- **Written instruction**
Work out the number of lines containing "amici". Give that number alone.

[Start Input]

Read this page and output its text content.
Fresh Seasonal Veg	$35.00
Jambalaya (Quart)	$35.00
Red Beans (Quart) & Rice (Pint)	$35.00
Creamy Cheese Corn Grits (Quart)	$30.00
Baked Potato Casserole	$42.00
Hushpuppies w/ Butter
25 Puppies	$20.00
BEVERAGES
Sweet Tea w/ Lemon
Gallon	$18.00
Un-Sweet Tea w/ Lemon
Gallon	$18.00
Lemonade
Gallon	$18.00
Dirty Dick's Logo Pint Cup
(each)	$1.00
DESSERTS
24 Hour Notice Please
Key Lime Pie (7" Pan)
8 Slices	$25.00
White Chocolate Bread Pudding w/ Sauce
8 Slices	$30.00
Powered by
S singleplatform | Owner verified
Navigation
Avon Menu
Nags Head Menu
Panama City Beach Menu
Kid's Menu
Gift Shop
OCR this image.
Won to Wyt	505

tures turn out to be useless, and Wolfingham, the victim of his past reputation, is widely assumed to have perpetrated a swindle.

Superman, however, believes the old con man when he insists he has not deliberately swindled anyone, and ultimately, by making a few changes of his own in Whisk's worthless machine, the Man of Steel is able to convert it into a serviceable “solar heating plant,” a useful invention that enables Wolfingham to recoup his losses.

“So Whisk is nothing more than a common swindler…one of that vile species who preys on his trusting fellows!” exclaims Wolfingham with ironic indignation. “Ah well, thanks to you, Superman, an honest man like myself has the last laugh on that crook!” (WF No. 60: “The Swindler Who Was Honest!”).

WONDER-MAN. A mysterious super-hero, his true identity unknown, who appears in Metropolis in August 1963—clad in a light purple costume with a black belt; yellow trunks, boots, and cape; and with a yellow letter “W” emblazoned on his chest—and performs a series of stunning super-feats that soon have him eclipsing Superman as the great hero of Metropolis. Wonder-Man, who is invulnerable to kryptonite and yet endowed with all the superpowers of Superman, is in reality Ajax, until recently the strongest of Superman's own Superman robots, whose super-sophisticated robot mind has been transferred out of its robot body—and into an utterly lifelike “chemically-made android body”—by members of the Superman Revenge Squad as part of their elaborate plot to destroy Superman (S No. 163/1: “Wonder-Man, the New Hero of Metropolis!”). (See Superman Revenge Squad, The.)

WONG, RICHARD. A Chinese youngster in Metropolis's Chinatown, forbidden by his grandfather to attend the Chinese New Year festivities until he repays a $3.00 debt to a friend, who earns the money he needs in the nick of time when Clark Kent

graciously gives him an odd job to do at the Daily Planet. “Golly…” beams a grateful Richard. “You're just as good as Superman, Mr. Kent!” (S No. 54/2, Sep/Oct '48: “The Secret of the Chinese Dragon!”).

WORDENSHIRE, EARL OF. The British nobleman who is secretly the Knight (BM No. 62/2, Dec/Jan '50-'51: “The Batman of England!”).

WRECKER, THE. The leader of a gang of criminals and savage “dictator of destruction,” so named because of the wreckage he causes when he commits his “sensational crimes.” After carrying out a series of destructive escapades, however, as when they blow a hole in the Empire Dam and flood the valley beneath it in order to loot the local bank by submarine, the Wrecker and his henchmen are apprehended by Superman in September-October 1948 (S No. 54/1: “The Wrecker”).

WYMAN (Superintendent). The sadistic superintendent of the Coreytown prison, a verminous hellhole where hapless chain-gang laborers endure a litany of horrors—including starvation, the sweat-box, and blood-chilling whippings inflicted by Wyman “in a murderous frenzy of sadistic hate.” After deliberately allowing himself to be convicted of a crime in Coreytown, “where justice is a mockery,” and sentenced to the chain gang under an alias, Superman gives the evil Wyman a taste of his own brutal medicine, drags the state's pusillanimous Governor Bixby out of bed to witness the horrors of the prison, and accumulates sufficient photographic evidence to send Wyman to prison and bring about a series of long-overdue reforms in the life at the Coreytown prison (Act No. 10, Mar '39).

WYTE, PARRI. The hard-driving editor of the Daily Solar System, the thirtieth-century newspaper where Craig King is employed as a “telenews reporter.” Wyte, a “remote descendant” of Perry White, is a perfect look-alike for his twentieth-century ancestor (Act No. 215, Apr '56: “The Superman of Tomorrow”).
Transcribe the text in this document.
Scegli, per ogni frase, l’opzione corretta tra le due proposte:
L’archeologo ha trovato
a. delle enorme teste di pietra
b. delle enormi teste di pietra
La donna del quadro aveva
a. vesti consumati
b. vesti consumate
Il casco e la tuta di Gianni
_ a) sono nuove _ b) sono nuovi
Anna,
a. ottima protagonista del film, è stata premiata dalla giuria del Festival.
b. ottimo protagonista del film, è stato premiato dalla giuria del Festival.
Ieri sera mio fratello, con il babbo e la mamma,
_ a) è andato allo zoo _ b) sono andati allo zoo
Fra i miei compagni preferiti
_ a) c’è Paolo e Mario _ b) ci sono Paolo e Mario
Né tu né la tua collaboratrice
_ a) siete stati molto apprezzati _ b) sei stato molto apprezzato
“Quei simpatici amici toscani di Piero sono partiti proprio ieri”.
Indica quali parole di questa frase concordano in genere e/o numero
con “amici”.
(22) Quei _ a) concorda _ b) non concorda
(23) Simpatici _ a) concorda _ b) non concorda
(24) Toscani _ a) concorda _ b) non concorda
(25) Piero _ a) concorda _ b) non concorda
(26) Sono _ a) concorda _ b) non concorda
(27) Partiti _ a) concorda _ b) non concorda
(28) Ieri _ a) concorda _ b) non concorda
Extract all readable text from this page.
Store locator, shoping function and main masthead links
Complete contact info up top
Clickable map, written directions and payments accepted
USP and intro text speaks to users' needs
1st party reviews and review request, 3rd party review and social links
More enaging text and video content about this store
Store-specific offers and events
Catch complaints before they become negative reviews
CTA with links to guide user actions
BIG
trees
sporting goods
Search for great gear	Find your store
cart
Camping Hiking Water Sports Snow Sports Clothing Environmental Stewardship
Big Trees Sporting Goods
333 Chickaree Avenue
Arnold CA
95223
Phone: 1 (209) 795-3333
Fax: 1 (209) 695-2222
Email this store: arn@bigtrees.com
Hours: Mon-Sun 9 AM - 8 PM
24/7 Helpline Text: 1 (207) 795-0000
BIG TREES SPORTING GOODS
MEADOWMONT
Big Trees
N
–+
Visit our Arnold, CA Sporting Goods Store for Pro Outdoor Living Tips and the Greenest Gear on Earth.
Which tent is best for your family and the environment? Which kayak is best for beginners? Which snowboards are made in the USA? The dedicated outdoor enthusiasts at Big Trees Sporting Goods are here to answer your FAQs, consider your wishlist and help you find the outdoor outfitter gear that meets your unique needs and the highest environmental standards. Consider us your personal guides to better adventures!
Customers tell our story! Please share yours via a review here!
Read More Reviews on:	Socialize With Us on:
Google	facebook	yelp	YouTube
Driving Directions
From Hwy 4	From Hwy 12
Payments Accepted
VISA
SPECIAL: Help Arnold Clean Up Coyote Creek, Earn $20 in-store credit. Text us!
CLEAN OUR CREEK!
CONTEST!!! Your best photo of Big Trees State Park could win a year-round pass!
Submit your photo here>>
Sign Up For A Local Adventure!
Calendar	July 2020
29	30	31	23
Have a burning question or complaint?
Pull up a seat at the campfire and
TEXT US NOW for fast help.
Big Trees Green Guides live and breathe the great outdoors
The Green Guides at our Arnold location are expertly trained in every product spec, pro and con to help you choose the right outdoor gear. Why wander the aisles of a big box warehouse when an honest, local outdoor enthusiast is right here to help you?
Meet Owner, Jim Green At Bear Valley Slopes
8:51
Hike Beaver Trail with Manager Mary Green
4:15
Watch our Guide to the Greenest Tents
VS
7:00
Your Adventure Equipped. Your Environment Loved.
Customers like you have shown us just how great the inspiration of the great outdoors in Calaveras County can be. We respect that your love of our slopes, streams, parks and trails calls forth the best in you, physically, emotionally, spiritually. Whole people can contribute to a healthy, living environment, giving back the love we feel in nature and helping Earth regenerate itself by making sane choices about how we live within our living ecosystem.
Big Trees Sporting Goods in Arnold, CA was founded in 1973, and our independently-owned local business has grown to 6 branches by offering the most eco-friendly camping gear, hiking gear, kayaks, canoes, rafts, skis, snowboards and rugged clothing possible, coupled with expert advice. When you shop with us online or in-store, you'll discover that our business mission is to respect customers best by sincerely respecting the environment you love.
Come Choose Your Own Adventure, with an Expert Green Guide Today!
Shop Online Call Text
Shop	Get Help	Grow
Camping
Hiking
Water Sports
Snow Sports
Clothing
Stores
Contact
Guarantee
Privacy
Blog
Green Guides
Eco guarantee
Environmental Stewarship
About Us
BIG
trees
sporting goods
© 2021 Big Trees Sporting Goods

[End Input]

- **Answer to this exercise**
2